:: TASK STATEMENT ::
Set down word for word the part of the Fight Club forum thread that begins with the words "I haven't trained" and stops after the words "cup. I'll limp back tonight with a report.".

# Fight Club



## Gordon Nore (Mar 16, 2009)

Finally, I'm getting off my **** and going over to visit http://www.fight-club.ca/ in Toronto for a class tonight. 

I haven't trained seriously at my own school for nearly a year. Since '95 I had trained in a Hapkido-Shotokan hybrid. I want to get back to training, but I want to do something really different. Nearing forty-nine, hard ukemi doesn't hold the same charm for me that it used to.

Since I'm on March Break from school, now seems like a good time to get started.

The fella who runs the school, Emmanuel Manolakakis, has come highly recommended locally and on this forum. Looking forward to emptying my cup. I'll limp back tonight with a report.


----------



## Brian King (Mar 16, 2009)

"I'll limp back tonight with a report. "

I look forward to reading it. If you read this before you go please give my regards to Manny and Janice.

Have fun
Regards
Brian King


----------



## Gordon Nore (Mar 16, 2009)

Brian said:


> If you read this before you go please give my regards to Manny and Janice.



Manny sends his best, Brian. He said to me, "You know *Brian*?" He had wonderful things to say about you.

Class was fun. A dozen people, plenty of room, good mats. The pace was interesting - a constant flow of activity, but nothing that left me breathless and puking after so long since training. Tonight's class, I guess, was focused on fist-placement and forearms. Some eye-openers:



'walking' up an down the wall on my fists as I moved my feet further out -- really dynamic condition compared to the basic knuckle push-up
'walking' up and down a person -- groups of two on one -- with my fists
always rolling out of a fall, which I've done before, but I'm used to break-falling
a lot of very intuitive striking
This class ended in a circle, with each participant discussion what they got out of it, etc. A very mature, adult-ed-style approach.

:: SUPPLIED ENTRIES ::
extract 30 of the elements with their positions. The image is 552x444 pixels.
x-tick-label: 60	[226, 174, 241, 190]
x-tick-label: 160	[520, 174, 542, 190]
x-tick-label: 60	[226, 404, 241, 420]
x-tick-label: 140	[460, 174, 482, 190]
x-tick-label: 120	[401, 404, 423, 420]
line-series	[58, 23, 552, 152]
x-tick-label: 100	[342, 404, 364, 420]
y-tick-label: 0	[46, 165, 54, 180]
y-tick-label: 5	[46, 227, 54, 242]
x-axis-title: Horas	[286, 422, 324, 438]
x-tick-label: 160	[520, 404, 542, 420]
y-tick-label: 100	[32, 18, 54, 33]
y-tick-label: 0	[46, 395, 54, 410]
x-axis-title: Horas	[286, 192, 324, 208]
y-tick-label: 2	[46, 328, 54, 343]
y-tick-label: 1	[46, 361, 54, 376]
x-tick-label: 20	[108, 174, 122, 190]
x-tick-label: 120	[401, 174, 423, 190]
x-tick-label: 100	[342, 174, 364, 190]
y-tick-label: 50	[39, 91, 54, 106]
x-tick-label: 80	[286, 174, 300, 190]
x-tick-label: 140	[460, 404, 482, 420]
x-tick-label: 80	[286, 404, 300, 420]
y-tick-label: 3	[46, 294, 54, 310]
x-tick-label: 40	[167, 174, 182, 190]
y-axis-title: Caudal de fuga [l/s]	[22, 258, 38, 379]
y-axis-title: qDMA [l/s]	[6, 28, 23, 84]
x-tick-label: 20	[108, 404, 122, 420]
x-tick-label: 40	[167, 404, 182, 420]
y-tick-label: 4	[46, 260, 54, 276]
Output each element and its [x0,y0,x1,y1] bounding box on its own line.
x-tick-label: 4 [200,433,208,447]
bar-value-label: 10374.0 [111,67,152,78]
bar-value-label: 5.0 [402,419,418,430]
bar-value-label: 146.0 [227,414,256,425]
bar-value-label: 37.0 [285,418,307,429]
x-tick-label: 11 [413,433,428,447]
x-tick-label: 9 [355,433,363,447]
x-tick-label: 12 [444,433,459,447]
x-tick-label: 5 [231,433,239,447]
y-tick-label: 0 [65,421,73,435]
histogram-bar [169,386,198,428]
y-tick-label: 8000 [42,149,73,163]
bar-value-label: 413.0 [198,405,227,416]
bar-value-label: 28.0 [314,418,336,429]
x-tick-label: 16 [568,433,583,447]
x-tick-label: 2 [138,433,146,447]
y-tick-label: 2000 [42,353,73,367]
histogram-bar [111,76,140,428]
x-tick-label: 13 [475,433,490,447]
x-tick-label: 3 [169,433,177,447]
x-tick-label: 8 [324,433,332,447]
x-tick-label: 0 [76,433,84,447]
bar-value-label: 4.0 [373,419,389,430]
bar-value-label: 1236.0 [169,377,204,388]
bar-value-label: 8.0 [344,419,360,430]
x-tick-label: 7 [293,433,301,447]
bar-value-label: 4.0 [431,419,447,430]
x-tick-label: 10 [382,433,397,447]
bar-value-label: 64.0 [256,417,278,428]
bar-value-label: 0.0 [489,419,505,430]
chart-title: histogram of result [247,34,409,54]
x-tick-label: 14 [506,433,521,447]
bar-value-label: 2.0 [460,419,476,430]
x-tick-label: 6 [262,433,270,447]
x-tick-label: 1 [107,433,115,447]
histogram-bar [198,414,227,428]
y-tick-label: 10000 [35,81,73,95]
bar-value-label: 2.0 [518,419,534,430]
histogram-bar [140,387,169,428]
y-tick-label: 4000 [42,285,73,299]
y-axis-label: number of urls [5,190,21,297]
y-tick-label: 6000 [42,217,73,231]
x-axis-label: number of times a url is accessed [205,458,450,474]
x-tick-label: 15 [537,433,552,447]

:: REPLY TO THE TASK ::
I haven't trained seriously at my own school for nearly a year. Since '95 I had trained in a Hapkido-Shotokan hybrid. I want to get back to training, but I want to do something really different. Nearing forty-nine, hard ukemi doesn't hold the same charm for me that it used to.

Since I'm on March Break from school, now seems like a good time to get started.

The fella who runs the school, Emmanuel Manolakakis, has come highly recommended locally and on this forum. Looking forward to emptying my cup. I'll limp back tonight with a report.